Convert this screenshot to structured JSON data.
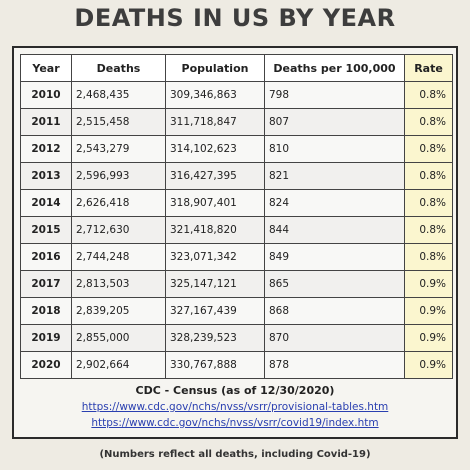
{
  "title": "DEATHS IN US BY YEAR",
  "table": {
    "headers": [
      "Year",
      "Deaths",
      "Population",
      "Deaths per 100,000",
      "Rate"
    ],
    "rows": [
      [
        "2010",
        "2,468,435",
        "309,346,863",
        "798",
        "0.8%"
      ],
      [
        "2011",
        "2,515,458",
        "311,718,847",
        "807",
        "0.8%"
      ],
      [
        "2012",
        "2,543,279",
        "314,102,623",
        "810",
        "0.8%"
      ],
      [
        "2013",
        "2,596,993",
        "316,427,395",
        "821",
        "0.8%"
      ],
      [
        "2014",
        "2,626,418",
        "318,907,401",
        "824",
        "0.8%"
      ],
      [
        "2015",
        "2,712,630",
        "321,418,820",
        "844",
        "0.8%"
      ],
      [
        "2016",
        "2,744,248",
        "323,071,342",
        "849",
        "0.8%"
      ],
      [
        "2017",
        "2,813,503",
        "325,147,121",
        "865",
        "0.9%"
      ],
      [
        "2018",
        "2,839,205",
        "327,167,439",
        "868",
        "0.9%"
      ],
      [
        "2019",
        "2,855,000",
        "328,239,523",
        "870",
        "0.9%"
      ],
      [
        "2020",
        "2,902,664",
        "330,767,888",
        "878",
        "0.9%"
      ]
    ]
  },
  "source": {
    "title": "CDC - Census (as of 12/30/2020)",
    "links": [
      "https://www.cdc.gov/nchs/nvss/vsrr/provisional-tables.htm",
      "https://www.cdc.gov/nchs/nvss/vsrr/covid19/index.htm"
    ]
  },
  "footnote": "(Numbers reflect all deaths, including Covid-19)",
  "colors": {
    "rate_highlight": "#fbf6cf",
    "link": "#2a3fb0",
    "border": "#2b2b2b"
  }
}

================================

Instruction:
Take every line from the data above that holds "nchs" and copy it out.

Exercise solution:
      "https://www.cdc.gov/nchs/nvss/vsrr/provisional-tables.htm",
      "https://www.cdc.gov/nchs/nvss/vsrr/covid19/index.htm"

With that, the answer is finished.